_INSTRUCTION_: Determine how many lines of the material hold the string "this" and reply with only that number.
★ ★ ★ ★ ★ ★ ★
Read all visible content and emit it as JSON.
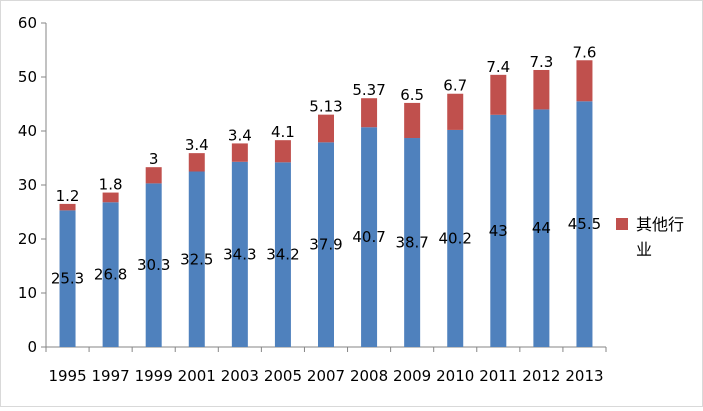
{
  "chart_data": {
    "type": "bar",
    "stacked": true,
    "title": "",
    "xlabel": "",
    "ylabel": "",
    "ylim": [
      0,
      60
    ],
    "yticks": [
      0,
      10,
      20,
      30,
      40,
      50,
      60
    ],
    "grid": false,
    "legend_position": "right",
    "categories": [
      "1995",
      "1997",
      "1999",
      "2001",
      "2003",
      "2005",
      "2007",
      "2008",
      "2009",
      "2010",
      "2011",
      "2012",
      "2013"
    ],
    "series": [
      {
        "color": "#4f81bd",
        "values": [
          25.3,
          26.8,
          30.3,
          32.5,
          34.3,
          34.2,
          37.9,
          40.7,
          38.7,
          40.2,
          43,
          44,
          45.5
        ],
        "labels": [
          "25.3",
          "26.8",
          "30.3",
          "32.5",
          "34.3",
          "34.2",
          "37.9",
          "40.7",
          "38.7",
          "40.2",
          "43",
          "44",
          "45.5"
        ]
      },
      {
        "name": "其他行业",
        "color": "#c0504d",
        "values": [
          1.2,
          1.8,
          3,
          3.4,
          3.4,
          4.1,
          5.13,
          5.37,
          6.5,
          6.7,
          7.4,
          7.3,
          7.6
        ],
        "labels": [
          "1.2",
          "1.8",
          "3",
          "3.4",
          "3.4",
          "4.1",
          "5.13",
          "5.37",
          "6.5",
          "6.7",
          "7.4",
          "7.3",
          "7.6"
        ]
      }
    ],
    "legend": {
      "label_line1": "其他行",
      "label_line2": "业"
    }
  }
}
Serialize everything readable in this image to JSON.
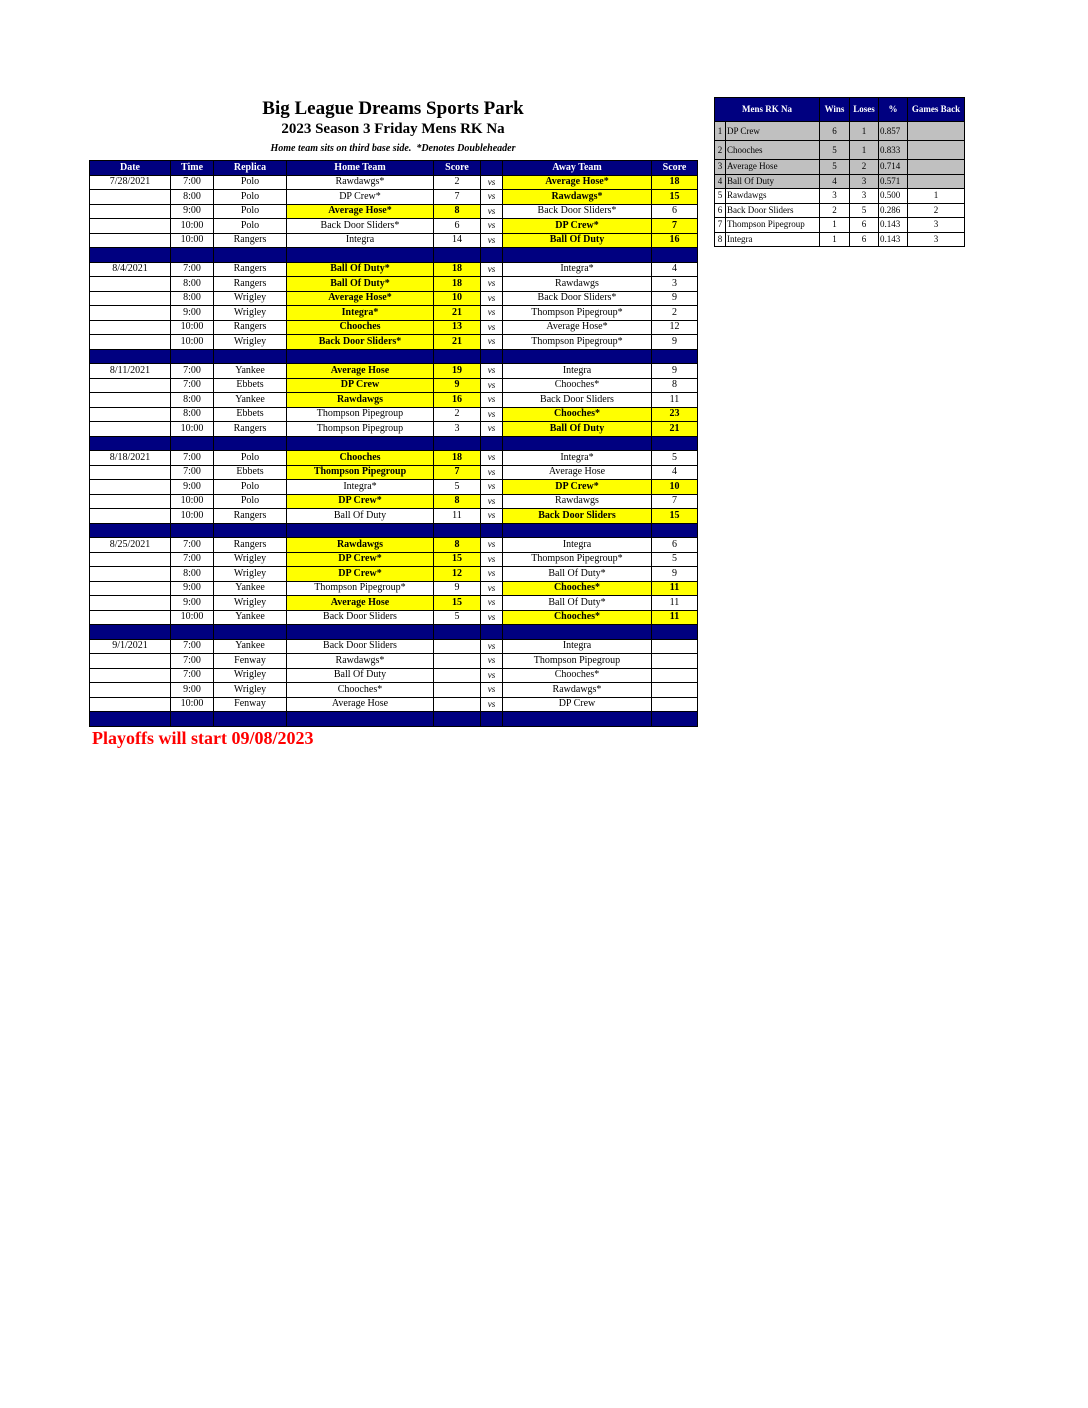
{
  "header": {
    "title": "Big League Dreams Sports Park",
    "subtitle": "2023 Season 3 Friday Mens RK Na",
    "note": "Home team sits on third base side.  *Denotes Doubleheader"
  },
  "schedule": {
    "columns": [
      "Date",
      "Time",
      "Replica",
      "Home Team",
      "Score",
      "Away Team",
      "Score"
    ],
    "vs_label": "vs",
    "weeks": [
      {
        "date": "7/28/2021",
        "games": [
          {
            "time": "7:00",
            "field": "Polo",
            "home": "Rawdawgs*",
            "home_score": 2,
            "away": "Average Hose*",
            "away_score": 18
          },
          {
            "time": "8:00",
            "field": "Polo",
            "home": "DP Crew*",
            "home_score": 7,
            "away": "Rawdawgs*",
            "away_score": 15
          },
          {
            "time": "9:00",
            "field": "Polo",
            "home": "Average Hose*",
            "home_score": 8,
            "away": "Back Door Sliders*",
            "away_score": 6
          },
          {
            "time": "10:00",
            "field": "Polo",
            "home": "Back Door Sliders*",
            "home_score": 6,
            "away": "DP Crew*",
            "away_score": 7
          },
          {
            "time": "10:00",
            "field": "Rangers",
            "home": "Integra",
            "home_score": 14,
            "away": "Ball Of Duty",
            "away_score": 16
          }
        ]
      },
      {
        "date": "8/4/2021",
        "games": [
          {
            "time": "7:00",
            "field": "Rangers",
            "home": "Ball Of Duty*",
            "home_score": 18,
            "away": "Integra*",
            "away_score": 4
          },
          {
            "time": "8:00",
            "field": "Rangers",
            "home": "Ball Of Duty*",
            "home_score": 18,
            "away": "Rawdawgs",
            "away_score": 3
          },
          {
            "time": "8:00",
            "field": "Wrigley",
            "home": "Average Hose*",
            "home_score": 10,
            "away": "Back Door Sliders*",
            "away_score": 9
          },
          {
            "time": "9:00",
            "field": "Wrigley",
            "home": "Integra*",
            "home_score": 21,
            "away": "Thompson Pipegroup*",
            "away_score": 2
          },
          {
            "time": "10:00",
            "field": "Rangers",
            "home": "Chooches",
            "home_score": 13,
            "away": "Average Hose*",
            "away_score": 12
          },
          {
            "time": "10:00",
            "field": "Wrigley",
            "home": "Back Door Sliders*",
            "home_score": 21,
            "away": "Thompson Pipegroup*",
            "away_score": 9
          }
        ]
      },
      {
        "date": "8/11/2021",
        "games": [
          {
            "time": "7:00",
            "field": "Yankee",
            "home": "Average Hose",
            "home_score": 19,
            "away": "Integra",
            "away_score": 9
          },
          {
            "time": "7:00",
            "field": "Ebbets",
            "home": "DP Crew",
            "home_score": 9,
            "away": "Chooches*",
            "away_score": 8
          },
          {
            "time": "8:00",
            "field": "Yankee",
            "home": "Rawdawgs",
            "home_score": 16,
            "away": "Back Door Sliders",
            "away_score": 11
          },
          {
            "time": "8:00",
            "field": "Ebbets",
            "home": "Thompson Pipegroup",
            "home_score": 2,
            "away": "Chooches*",
            "away_score": 23
          },
          {
            "time": "10:00",
            "field": "Rangers",
            "home": "Thompson Pipegroup",
            "home_score": 3,
            "away": "Ball Of Duty",
            "away_score": 21
          }
        ]
      },
      {
        "date": "8/18/2021",
        "games": [
          {
            "time": "7:00",
            "field": "Polo",
            "home": "Chooches",
            "home_score": 18,
            "away": "Integra*",
            "away_score": 5
          },
          {
            "time": "7:00",
            "field": "Ebbets",
            "home": "Thompson Pipegroup",
            "home_score": 7,
            "away": "Average Hose",
            "away_score": 4
          },
          {
            "time": "9:00",
            "field": "Polo",
            "home": "Integra*",
            "home_score": 5,
            "away": "DP Crew*",
            "away_score": 10
          },
          {
            "time": "10:00",
            "field": "Polo",
            "home": "DP Crew*",
            "home_score": 8,
            "away": "Rawdawgs",
            "away_score": 7
          },
          {
            "time": "10:00",
            "field": "Rangers",
            "home": "Ball Of Duty",
            "home_score": 11,
            "away": "Back Door Sliders",
            "away_score": 15
          }
        ]
      },
      {
        "date": "8/25/2021",
        "games": [
          {
            "time": "7:00",
            "field": "Rangers",
            "home": "Rawdawgs",
            "home_score": 8,
            "away": "Integra",
            "away_score": 6
          },
          {
            "time": "7:00",
            "field": "Wrigley",
            "home": "DP Crew*",
            "home_score": 15,
            "away": "Thompson Pipegroup*",
            "away_score": 5
          },
          {
            "time": "8:00",
            "field": "Wrigley",
            "home": "DP Crew*",
            "home_score": 12,
            "away": "Ball Of Duty*",
            "away_score": 9
          },
          {
            "time": "9:00",
            "field": "Yankee",
            "home": "Thompson Pipegroup*",
            "home_score": 9,
            "away": "Chooches*",
            "away_score": 11
          },
          {
            "time": "9:00",
            "field": "Wrigley",
            "home": "Average Hose",
            "home_score": 15,
            "away": "Ball Of Duty*",
            "away_score": 11
          },
          {
            "time": "10:00",
            "field": "Yankee",
            "home": "Back Door Sliders",
            "home_score": 5,
            "away": "Chooches*",
            "away_score": 11
          }
        ]
      },
      {
        "date": "9/1/2021",
        "games": [
          {
            "time": "7:00",
            "field": "Yankee",
            "home": "Back Door Sliders",
            "home_score": null,
            "away": "Integra",
            "away_score": null
          },
          {
            "time": "7:00",
            "field": "Fenway",
            "home": "Rawdawgs*",
            "home_score": null,
            "away": "Thompson Pipegroup",
            "away_score": null
          },
          {
            "time": "7:00",
            "field": "Wrigley",
            "home": "Ball Of Duty",
            "home_score": null,
            "away": "Chooches*",
            "away_score": null
          },
          {
            "time": "9:00",
            "field": "Wrigley",
            "home": "Chooches*",
            "home_score": null,
            "away": "Rawdawgs*",
            "away_score": null
          },
          {
            "time": "10:00",
            "field": "Fenway",
            "home": "Average Hose",
            "home_score": null,
            "away": "DP Crew",
            "away_score": null
          }
        ]
      }
    ]
  },
  "standings": {
    "columns": [
      "Mens RK Na",
      "Wins",
      "Loses",
      "%",
      "Games Back"
    ],
    "rows": [
      {
        "rank": 1,
        "team": "DP Crew",
        "wins": 6,
        "losses": 1,
        "pct": "0.857",
        "games_back": null
      },
      {
        "rank": 2,
        "team": "Chooches",
        "wins": 5,
        "losses": 1,
        "pct": "0.833",
        "games_back": null
      },
      {
        "rank": 3,
        "team": "Average Hose",
        "wins": 5,
        "losses": 2,
        "pct": "0.714",
        "games_back": null
      },
      {
        "rank": 4,
        "team": "Ball Of Duty",
        "wins": 4,
        "losses": 3,
        "pct": "0.571",
        "games_back": null
      },
      {
        "rank": 5,
        "team": "Rawdawgs",
        "wins": 3,
        "losses": 3,
        "pct": "0.500",
        "games_back": 1
      },
      {
        "rank": 6,
        "team": "Back Door Sliders",
        "wins": 2,
        "losses": 5,
        "pct": "0.286",
        "games_back": 2
      },
      {
        "rank": 7,
        "team": "Thompson Pipegroup",
        "wins": 1,
        "losses": 6,
        "pct": "0.143",
        "games_back": 3
      },
      {
        "rank": 8,
        "team": "Integra",
        "wins": 1,
        "losses": 6,
        "pct": "0.143",
        "games_back": 3
      }
    ]
  },
  "footer": {
    "text": "Playoffs will start 09/08/2023"
  }
}
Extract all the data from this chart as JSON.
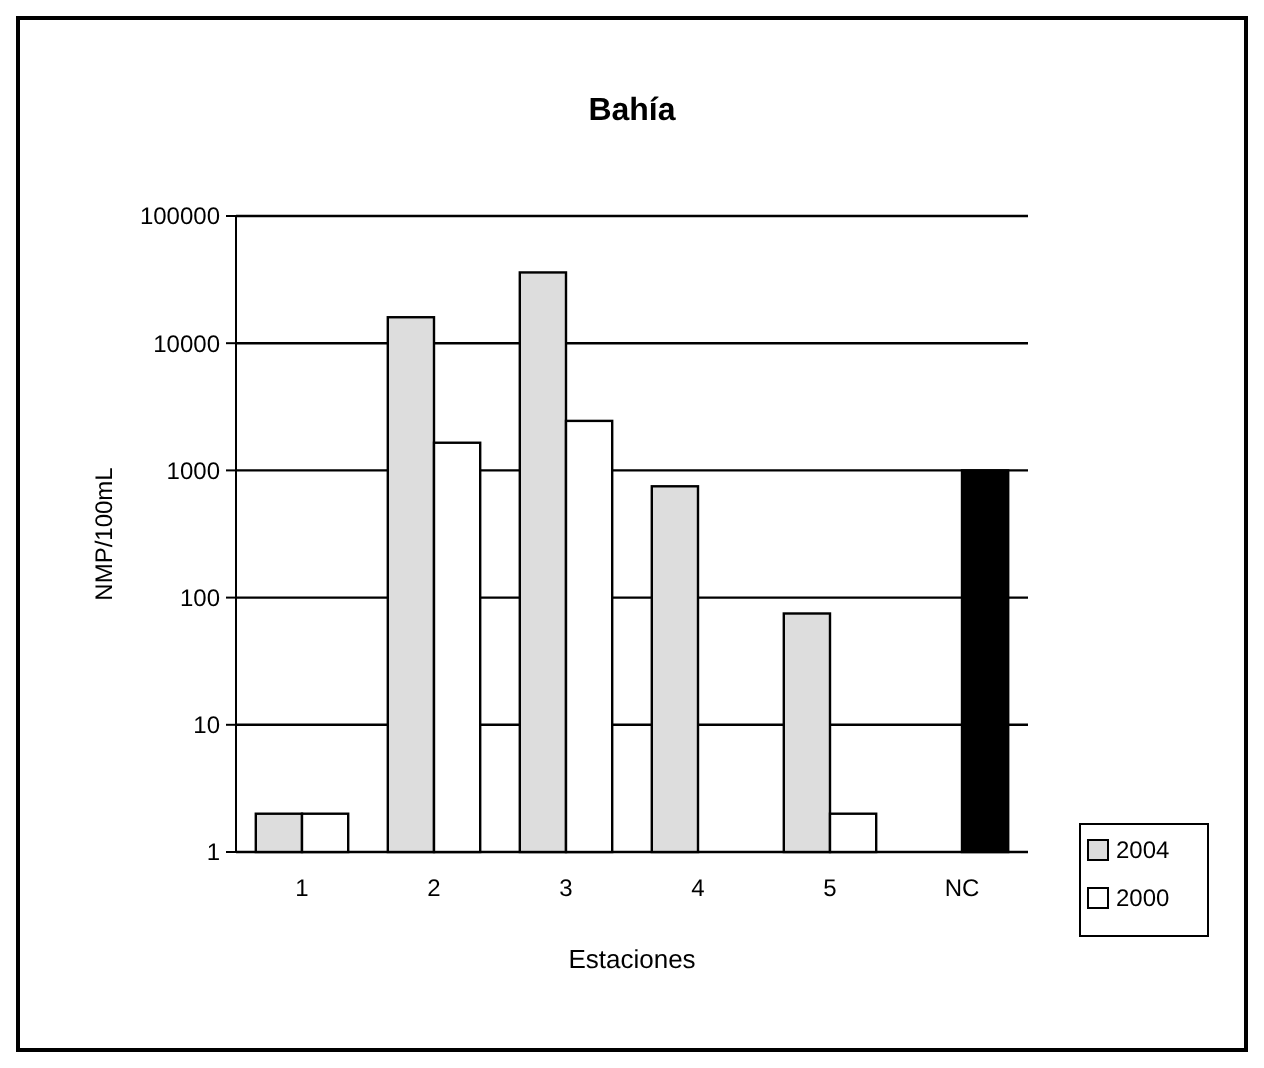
{
  "chart_data": {
    "type": "bar",
    "title": "Bahía",
    "xlabel": "Estaciones",
    "ylabel": "NMP/100mL",
    "categories": [
      "1",
      "2",
      "3",
      "4",
      "5",
      "NC"
    ],
    "series": [
      {
        "name": "2004",
        "color": "#dddddd",
        "values": [
          2,
          16000,
          36000,
          750,
          75,
          null
        ]
      },
      {
        "name": "2000",
        "color": "#ffffff",
        "colors": [
          "#ffffff",
          "#ffffff",
          "#ffffff",
          "#ffffff",
          "#ffffff",
          "#000000"
        ],
        "values": [
          2,
          1650,
          2450,
          null,
          2,
          1000
        ]
      }
    ],
    "log": true,
    "ylim": [
      1,
      100000
    ],
    "yticks": [
      1,
      10,
      100,
      1000,
      10000,
      100000
    ],
    "grid": "y",
    "legend": "bottom right"
  }
}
★ ★ ★ ★ ★ ★ ★
_REPLY TO THE EXERCISE_: 2